Work out how many lines of the material below mention the word "xlabel"; reply with the number only.

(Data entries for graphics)
▽

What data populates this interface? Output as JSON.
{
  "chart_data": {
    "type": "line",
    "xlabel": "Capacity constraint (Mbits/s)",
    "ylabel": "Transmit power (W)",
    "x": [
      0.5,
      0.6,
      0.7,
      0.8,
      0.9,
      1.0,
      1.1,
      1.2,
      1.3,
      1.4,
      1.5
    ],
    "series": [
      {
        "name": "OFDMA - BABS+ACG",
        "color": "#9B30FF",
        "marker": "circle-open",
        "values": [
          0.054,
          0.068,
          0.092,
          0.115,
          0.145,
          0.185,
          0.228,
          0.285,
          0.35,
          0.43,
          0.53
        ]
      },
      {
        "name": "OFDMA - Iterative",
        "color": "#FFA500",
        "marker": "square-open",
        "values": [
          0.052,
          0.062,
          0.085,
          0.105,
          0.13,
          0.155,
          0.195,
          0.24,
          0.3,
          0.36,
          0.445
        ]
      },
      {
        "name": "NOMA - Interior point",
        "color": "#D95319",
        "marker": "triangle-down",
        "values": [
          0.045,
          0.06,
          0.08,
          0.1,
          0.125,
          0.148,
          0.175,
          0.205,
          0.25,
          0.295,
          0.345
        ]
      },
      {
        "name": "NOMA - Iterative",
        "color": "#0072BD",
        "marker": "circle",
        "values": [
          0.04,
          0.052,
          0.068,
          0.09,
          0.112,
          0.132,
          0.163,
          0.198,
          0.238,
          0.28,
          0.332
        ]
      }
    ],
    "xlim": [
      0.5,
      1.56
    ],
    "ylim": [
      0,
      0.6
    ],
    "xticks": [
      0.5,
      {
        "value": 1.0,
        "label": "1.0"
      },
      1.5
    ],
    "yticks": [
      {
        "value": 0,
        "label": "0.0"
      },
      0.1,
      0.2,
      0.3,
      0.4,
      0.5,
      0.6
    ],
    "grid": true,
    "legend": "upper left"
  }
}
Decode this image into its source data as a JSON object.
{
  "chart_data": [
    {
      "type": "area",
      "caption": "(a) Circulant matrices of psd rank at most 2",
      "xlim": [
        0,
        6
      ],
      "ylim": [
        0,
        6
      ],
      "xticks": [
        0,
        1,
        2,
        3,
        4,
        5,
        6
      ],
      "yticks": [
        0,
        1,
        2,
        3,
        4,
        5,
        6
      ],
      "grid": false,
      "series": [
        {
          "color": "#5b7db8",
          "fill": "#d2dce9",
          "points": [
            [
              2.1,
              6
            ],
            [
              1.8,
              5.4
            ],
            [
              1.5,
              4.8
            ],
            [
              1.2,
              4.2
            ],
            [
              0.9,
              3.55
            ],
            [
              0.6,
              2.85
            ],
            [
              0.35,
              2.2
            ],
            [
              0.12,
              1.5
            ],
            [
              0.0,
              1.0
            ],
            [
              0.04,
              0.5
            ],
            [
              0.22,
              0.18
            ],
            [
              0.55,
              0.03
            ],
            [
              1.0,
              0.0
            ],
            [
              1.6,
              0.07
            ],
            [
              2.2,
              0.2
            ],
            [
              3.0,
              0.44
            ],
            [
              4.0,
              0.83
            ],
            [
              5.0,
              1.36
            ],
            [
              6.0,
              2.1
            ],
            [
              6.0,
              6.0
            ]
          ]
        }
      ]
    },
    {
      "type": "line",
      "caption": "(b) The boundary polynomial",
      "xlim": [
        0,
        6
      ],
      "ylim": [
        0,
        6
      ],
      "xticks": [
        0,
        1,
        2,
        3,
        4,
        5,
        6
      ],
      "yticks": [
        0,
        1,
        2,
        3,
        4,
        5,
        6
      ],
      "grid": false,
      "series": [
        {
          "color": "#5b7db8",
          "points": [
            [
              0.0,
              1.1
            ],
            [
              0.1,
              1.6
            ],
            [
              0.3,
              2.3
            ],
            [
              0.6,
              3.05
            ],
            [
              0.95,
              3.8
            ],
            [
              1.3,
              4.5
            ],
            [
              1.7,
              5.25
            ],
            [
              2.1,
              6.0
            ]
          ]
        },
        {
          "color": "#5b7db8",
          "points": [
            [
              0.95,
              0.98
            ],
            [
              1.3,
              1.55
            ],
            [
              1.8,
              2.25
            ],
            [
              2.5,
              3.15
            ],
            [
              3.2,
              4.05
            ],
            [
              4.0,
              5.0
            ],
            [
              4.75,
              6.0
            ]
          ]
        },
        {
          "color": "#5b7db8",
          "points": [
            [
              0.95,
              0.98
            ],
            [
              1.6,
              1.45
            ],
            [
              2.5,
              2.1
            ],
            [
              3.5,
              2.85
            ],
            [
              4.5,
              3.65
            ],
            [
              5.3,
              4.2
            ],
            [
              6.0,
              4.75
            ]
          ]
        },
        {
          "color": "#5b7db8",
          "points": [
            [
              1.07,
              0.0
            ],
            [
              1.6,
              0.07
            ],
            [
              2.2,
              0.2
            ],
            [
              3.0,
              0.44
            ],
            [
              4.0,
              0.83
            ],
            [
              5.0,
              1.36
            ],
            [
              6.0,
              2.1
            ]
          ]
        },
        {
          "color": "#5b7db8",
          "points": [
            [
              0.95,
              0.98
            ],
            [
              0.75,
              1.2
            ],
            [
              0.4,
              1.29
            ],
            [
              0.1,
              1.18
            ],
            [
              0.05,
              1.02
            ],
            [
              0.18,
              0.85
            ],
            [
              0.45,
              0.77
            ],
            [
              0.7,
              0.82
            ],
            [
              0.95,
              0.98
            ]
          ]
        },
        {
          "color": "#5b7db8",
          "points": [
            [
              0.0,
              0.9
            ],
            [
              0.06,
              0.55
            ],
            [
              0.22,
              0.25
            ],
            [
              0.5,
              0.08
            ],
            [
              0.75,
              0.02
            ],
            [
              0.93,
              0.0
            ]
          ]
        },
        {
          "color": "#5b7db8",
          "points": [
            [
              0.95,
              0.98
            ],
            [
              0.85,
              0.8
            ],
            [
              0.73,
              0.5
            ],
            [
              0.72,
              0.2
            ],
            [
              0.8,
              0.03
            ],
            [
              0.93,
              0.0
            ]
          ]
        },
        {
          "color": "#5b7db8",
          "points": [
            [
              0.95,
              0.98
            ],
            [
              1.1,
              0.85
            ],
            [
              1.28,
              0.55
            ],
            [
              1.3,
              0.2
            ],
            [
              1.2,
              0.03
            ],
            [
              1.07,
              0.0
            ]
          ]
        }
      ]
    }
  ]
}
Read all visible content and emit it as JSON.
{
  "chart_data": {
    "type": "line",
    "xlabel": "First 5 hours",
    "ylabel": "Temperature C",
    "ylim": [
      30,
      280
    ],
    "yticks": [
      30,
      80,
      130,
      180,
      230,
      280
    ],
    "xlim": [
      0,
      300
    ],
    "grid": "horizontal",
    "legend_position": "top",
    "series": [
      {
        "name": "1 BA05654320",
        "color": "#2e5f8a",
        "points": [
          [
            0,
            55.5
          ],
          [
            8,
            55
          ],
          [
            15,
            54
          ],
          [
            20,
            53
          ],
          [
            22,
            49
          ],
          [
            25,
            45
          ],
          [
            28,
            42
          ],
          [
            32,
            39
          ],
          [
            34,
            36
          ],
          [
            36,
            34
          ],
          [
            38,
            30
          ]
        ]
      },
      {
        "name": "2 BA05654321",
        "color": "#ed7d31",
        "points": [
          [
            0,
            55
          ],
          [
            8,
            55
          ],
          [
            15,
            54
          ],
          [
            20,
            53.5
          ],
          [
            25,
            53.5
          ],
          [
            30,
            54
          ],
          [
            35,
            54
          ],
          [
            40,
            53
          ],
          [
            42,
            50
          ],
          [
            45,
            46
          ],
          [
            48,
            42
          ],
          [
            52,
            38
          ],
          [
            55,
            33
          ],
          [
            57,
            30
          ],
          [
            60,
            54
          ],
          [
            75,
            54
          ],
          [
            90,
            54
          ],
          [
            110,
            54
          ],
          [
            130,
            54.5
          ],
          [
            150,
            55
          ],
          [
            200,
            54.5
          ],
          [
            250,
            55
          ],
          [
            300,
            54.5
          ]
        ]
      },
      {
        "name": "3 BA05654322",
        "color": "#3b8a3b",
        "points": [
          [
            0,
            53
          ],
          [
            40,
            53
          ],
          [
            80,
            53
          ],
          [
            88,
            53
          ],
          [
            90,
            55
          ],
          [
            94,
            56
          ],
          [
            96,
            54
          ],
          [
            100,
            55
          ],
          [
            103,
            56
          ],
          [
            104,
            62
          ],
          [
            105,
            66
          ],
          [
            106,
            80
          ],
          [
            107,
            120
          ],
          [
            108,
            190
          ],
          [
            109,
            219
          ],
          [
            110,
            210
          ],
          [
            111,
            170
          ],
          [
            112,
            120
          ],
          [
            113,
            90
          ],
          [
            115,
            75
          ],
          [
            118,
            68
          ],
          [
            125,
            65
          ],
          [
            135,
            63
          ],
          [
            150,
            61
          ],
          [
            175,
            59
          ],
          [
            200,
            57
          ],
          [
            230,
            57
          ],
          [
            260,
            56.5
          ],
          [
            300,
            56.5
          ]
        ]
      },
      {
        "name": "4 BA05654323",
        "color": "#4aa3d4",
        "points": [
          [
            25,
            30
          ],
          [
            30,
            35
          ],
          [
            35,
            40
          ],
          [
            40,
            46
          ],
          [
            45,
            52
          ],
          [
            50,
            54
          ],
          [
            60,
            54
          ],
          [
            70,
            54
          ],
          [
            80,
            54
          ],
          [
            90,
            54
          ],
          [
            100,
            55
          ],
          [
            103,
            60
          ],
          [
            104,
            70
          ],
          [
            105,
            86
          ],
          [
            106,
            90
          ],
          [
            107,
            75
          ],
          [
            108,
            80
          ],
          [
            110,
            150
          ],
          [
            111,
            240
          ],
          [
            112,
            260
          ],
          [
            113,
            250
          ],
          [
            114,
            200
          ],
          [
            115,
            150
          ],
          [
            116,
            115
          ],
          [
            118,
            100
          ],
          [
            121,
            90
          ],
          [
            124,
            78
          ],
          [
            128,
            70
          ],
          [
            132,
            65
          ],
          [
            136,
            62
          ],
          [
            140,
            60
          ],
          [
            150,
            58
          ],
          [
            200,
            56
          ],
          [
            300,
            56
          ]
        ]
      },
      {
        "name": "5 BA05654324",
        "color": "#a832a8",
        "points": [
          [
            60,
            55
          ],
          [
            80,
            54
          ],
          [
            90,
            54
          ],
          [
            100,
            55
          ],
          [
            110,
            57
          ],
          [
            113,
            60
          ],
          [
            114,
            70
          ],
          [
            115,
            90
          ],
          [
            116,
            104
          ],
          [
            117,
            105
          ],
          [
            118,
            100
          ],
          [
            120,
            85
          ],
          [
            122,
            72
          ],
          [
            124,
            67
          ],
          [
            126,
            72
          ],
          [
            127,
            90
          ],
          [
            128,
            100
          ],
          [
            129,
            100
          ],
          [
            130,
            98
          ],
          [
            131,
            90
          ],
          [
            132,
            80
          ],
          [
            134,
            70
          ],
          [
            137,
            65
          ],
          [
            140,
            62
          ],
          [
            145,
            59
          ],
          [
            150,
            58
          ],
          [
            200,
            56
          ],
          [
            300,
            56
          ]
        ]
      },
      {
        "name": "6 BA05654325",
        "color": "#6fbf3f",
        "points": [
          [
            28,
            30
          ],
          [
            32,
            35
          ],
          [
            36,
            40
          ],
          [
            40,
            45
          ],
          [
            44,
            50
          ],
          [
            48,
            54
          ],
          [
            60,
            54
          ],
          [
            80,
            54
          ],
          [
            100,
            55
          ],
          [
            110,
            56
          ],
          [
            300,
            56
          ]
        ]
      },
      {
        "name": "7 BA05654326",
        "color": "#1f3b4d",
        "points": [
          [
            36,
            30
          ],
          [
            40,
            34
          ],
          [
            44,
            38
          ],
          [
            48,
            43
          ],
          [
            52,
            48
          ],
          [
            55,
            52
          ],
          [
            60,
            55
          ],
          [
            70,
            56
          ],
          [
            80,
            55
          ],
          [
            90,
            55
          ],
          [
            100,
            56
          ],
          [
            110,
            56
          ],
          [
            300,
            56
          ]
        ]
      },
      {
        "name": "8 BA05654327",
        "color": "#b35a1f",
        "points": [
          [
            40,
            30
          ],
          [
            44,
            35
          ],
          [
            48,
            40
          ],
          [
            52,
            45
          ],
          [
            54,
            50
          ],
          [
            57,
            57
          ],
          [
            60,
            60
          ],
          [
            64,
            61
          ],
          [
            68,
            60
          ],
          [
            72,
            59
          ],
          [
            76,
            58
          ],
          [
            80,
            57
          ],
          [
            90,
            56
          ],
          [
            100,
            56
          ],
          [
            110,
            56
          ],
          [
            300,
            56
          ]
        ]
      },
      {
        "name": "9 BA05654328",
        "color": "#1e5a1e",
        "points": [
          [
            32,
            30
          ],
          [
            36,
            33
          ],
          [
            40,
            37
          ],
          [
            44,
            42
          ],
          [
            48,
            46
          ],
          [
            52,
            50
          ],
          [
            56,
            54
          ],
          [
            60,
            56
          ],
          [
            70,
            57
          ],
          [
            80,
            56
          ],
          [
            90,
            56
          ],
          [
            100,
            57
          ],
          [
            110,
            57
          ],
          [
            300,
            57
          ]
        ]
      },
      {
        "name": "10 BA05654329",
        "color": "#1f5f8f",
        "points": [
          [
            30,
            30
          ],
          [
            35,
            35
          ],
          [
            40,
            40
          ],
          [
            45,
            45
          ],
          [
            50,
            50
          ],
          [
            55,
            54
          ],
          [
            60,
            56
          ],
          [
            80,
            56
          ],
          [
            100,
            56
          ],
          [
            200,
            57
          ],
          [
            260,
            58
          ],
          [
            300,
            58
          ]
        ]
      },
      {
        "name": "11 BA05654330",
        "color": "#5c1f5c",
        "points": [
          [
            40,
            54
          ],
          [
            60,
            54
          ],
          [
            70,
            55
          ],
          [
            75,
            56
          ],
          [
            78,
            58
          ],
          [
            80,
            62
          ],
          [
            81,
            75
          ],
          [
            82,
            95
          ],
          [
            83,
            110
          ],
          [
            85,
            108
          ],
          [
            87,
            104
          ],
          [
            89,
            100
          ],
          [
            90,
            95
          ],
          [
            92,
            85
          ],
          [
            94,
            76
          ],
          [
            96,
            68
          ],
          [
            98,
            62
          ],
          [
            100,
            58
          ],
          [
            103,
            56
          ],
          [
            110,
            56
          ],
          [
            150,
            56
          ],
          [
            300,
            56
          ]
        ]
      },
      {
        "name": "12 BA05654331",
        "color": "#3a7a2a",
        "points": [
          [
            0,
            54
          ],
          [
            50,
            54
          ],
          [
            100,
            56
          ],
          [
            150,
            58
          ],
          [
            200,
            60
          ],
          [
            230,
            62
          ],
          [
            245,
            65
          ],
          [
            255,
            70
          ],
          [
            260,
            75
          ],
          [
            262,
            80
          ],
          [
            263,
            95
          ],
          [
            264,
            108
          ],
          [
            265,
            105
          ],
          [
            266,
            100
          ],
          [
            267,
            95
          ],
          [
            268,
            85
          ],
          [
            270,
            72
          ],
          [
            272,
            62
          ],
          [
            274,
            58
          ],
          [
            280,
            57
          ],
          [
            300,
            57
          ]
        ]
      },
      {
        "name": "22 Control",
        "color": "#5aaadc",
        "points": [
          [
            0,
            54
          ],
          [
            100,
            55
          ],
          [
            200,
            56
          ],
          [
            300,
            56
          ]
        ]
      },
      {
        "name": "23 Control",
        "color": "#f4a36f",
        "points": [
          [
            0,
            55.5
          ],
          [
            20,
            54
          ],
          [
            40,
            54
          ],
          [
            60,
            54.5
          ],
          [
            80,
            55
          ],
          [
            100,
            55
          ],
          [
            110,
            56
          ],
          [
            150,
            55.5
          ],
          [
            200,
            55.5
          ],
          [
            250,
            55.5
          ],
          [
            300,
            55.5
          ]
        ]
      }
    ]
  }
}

△

> **SOLUTION FOR THIS EXERCISE**
2